#### [What you are asked to do]
Scan the lines below; pull out those with "want".

#### [Materials provided]

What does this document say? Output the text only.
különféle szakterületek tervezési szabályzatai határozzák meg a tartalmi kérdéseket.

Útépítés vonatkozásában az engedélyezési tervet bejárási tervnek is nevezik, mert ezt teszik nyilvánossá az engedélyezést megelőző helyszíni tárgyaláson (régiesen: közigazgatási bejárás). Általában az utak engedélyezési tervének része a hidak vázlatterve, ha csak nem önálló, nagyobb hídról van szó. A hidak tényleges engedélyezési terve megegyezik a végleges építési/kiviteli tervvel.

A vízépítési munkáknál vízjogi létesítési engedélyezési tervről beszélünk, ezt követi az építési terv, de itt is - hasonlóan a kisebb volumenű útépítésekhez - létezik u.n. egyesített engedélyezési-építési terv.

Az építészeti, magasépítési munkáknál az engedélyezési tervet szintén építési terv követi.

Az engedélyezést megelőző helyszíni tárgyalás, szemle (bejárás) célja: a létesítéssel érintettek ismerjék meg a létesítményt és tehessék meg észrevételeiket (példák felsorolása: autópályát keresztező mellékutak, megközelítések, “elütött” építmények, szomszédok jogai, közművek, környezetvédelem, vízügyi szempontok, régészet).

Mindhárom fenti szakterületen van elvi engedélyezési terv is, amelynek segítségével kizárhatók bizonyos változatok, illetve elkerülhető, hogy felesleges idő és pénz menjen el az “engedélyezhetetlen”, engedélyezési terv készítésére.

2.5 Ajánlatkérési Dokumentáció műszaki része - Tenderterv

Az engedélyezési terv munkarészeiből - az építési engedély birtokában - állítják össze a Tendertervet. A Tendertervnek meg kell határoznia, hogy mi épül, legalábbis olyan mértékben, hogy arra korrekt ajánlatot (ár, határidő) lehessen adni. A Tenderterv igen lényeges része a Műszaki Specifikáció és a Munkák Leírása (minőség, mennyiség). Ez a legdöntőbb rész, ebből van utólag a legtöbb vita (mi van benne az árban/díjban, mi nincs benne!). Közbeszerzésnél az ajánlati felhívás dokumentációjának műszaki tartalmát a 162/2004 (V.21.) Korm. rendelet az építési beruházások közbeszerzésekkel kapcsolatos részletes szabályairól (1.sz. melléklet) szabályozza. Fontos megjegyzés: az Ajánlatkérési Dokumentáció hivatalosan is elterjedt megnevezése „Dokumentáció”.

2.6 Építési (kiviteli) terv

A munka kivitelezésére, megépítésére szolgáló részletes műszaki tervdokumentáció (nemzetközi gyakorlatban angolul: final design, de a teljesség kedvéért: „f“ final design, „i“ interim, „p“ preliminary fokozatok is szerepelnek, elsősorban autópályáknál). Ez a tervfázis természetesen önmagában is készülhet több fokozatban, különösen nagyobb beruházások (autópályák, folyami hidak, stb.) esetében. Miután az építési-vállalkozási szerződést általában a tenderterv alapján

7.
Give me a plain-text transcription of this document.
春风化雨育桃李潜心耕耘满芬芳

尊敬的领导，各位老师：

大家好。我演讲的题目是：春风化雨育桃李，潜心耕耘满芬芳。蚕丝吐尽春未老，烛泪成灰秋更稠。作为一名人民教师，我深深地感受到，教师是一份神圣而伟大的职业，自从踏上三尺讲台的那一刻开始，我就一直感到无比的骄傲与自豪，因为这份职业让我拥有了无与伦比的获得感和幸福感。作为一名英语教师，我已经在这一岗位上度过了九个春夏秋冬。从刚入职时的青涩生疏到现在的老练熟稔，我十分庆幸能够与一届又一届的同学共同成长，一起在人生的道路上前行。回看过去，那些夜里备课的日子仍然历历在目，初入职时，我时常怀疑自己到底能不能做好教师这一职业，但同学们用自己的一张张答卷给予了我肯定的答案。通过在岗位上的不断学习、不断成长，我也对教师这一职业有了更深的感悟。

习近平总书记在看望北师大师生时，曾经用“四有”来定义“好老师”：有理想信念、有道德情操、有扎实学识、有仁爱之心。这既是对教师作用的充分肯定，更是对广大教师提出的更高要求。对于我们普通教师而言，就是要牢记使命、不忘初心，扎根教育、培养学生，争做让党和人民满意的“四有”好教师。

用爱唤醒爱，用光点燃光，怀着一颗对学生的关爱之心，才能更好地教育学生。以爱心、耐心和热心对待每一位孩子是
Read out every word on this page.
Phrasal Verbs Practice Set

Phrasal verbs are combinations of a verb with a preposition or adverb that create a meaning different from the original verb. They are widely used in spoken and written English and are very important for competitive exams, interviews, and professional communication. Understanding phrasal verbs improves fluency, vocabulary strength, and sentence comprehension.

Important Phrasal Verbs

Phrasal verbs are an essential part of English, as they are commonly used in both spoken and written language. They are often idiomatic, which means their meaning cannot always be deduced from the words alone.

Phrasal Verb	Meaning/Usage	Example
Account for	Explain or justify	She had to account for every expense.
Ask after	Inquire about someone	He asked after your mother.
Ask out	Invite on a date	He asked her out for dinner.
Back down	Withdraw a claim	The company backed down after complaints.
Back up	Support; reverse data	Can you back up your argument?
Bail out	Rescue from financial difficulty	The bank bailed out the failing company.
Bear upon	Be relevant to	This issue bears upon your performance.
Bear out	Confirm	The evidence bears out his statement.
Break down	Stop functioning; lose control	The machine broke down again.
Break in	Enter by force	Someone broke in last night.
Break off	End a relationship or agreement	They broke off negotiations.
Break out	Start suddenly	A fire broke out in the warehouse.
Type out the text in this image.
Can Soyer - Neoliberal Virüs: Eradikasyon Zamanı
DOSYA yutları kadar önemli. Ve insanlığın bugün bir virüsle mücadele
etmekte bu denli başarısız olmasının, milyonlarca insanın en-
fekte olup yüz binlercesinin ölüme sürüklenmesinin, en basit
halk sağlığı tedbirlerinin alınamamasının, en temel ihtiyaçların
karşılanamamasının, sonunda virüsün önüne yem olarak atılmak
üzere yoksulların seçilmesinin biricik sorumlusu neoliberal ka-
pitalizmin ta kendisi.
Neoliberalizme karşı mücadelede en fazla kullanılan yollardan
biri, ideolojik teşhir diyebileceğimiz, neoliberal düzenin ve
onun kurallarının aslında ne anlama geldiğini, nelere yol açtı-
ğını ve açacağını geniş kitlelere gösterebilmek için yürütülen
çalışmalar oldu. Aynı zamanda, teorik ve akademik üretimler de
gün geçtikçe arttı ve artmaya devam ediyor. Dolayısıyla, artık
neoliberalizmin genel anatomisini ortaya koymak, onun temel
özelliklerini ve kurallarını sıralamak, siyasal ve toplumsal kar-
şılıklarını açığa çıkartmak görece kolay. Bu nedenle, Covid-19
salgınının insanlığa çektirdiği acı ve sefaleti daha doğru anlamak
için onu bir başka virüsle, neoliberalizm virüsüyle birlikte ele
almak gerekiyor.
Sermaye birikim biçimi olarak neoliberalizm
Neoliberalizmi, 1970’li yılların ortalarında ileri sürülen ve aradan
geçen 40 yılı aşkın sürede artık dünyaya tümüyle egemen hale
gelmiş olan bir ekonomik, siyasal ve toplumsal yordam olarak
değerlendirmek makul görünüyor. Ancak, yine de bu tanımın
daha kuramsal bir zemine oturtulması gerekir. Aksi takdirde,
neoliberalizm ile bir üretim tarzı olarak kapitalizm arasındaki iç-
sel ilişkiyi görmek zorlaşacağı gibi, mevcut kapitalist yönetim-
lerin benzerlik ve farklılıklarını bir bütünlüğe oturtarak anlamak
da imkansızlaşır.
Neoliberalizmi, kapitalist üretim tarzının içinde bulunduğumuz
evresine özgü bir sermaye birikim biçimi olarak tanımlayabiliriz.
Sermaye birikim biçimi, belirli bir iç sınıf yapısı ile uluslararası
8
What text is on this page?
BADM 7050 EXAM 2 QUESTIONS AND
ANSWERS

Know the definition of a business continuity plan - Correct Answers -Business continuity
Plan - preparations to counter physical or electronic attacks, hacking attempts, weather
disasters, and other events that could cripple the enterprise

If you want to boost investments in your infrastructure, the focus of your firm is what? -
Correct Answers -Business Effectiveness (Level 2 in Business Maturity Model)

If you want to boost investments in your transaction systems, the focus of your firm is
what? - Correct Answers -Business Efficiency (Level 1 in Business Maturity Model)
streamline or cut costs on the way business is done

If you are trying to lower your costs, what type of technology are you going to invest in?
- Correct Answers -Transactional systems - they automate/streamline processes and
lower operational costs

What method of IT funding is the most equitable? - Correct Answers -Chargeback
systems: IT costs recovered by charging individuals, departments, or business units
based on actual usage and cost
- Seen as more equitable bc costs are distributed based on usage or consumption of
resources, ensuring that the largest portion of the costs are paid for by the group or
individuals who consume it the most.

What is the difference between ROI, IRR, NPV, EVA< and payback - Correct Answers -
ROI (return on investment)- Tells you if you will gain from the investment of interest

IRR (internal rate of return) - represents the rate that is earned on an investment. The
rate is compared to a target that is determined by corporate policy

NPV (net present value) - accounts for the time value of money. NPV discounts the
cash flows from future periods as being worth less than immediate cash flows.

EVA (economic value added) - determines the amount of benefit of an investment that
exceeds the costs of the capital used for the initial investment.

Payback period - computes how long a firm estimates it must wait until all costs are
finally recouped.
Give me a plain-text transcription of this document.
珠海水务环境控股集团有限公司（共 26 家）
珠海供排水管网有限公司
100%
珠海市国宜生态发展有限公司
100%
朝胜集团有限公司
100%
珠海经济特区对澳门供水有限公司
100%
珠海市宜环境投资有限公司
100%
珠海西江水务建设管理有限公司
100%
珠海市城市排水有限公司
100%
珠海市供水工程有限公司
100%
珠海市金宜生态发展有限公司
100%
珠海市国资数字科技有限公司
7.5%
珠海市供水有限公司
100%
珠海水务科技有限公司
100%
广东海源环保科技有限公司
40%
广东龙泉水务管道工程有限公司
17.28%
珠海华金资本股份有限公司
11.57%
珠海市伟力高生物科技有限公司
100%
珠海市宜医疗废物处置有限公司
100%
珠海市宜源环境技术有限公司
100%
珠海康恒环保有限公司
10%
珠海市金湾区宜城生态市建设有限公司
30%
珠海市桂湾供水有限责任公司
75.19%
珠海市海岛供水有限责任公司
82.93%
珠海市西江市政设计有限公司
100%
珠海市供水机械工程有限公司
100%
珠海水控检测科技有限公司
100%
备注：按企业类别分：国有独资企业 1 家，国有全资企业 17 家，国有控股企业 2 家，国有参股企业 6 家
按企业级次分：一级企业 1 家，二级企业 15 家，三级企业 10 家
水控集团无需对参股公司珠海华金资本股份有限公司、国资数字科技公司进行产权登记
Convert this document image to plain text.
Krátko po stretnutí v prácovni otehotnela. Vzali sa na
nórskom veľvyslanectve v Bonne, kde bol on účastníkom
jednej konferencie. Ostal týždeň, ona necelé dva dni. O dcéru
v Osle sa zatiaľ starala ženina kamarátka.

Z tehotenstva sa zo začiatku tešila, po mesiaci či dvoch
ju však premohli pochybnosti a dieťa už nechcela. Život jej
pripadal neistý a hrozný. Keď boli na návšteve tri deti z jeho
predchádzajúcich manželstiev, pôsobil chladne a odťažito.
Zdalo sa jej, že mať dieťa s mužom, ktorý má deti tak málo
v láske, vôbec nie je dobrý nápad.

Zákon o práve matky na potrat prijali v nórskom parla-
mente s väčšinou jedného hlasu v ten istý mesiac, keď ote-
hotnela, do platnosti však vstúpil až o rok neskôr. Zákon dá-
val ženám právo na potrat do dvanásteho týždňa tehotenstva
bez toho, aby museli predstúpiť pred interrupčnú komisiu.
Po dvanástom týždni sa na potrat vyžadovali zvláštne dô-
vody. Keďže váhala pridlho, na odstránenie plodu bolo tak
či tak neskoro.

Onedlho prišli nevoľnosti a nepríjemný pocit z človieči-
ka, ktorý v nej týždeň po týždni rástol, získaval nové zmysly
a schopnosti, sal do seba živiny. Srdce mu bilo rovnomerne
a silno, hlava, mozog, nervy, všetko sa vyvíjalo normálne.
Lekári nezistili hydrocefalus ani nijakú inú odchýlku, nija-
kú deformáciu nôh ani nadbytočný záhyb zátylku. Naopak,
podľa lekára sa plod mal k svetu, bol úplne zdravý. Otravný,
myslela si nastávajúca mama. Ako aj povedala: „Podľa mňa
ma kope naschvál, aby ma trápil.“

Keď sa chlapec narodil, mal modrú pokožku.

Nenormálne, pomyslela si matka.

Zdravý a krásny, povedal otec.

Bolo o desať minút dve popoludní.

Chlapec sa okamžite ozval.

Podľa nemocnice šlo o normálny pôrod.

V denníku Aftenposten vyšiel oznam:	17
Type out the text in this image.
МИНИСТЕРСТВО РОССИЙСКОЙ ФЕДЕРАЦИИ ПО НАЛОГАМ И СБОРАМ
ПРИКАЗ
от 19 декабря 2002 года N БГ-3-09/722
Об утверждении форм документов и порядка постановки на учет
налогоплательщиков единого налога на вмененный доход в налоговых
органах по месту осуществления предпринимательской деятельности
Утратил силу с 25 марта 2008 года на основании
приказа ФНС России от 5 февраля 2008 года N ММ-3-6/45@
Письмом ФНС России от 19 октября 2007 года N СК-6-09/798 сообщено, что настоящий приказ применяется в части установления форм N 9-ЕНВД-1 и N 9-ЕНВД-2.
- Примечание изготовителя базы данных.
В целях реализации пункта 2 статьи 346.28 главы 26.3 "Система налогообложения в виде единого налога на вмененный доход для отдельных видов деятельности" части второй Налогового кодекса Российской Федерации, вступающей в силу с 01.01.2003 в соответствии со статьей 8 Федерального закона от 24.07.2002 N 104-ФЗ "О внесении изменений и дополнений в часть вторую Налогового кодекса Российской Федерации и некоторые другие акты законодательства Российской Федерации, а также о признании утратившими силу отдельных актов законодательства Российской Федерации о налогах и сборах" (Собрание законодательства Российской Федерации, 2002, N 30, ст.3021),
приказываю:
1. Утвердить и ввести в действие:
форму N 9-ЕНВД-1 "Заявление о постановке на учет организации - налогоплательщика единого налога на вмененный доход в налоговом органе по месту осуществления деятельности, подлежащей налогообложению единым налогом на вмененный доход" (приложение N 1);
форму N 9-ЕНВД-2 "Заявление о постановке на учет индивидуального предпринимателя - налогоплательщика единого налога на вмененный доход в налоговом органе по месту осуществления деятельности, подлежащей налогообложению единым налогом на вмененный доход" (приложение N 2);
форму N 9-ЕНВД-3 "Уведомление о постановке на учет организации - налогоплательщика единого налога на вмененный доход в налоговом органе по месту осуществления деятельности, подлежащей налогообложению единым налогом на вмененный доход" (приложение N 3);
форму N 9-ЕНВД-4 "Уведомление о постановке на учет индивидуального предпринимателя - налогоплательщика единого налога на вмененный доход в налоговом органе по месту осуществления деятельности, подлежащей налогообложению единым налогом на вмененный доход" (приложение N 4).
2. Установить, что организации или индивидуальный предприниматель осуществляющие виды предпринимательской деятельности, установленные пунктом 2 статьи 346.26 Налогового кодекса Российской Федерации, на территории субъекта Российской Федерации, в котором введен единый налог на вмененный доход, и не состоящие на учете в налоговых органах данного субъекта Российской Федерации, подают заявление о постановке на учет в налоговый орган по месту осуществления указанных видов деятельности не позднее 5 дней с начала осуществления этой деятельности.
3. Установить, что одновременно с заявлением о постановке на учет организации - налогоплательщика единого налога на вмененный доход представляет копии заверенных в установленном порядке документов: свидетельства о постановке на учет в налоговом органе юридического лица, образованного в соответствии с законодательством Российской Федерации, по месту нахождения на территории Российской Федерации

#### [Response for this exercise]
If you want to boost investments in your infrastructure, the focus of your firm is what? -
If you want to boost investments in your transaction systems, the focus of your firm is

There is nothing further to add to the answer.